Collected data:

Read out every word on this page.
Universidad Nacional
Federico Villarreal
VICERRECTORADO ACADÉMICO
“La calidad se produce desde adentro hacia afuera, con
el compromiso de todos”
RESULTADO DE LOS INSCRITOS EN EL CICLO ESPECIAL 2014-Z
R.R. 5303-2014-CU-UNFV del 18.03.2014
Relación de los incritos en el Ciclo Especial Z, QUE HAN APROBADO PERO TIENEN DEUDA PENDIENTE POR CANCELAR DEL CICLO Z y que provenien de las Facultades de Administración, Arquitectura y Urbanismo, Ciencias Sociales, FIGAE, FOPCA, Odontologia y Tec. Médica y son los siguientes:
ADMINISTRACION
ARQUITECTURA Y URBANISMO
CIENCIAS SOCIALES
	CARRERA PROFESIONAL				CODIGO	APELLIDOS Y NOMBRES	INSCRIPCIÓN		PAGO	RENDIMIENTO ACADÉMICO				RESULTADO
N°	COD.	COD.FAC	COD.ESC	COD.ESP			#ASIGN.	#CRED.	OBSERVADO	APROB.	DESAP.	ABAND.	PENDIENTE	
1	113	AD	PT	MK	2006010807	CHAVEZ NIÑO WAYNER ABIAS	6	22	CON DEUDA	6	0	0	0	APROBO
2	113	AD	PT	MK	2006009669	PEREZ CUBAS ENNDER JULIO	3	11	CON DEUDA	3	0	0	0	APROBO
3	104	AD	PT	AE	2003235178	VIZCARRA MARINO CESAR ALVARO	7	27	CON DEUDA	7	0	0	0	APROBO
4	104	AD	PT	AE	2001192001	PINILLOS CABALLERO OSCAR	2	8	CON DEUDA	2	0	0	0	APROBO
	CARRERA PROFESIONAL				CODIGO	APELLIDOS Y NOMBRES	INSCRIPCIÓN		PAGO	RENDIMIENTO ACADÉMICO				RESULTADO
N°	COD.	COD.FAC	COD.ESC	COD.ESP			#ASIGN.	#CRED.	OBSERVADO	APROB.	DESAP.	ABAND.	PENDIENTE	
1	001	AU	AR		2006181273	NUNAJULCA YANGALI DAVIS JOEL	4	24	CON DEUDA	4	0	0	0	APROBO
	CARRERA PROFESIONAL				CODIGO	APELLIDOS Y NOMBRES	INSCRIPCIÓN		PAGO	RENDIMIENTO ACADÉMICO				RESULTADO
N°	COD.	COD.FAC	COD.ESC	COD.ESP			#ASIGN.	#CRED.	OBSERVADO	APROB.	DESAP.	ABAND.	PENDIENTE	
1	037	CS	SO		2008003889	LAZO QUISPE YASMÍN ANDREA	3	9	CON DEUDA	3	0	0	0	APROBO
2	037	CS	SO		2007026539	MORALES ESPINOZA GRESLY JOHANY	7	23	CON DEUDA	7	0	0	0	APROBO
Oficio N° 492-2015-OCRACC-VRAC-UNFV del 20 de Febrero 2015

- **Work instructions**
In the entries above, count each line that holds "DEUDA". Give the total and nothing else.

- **Exercise response**
8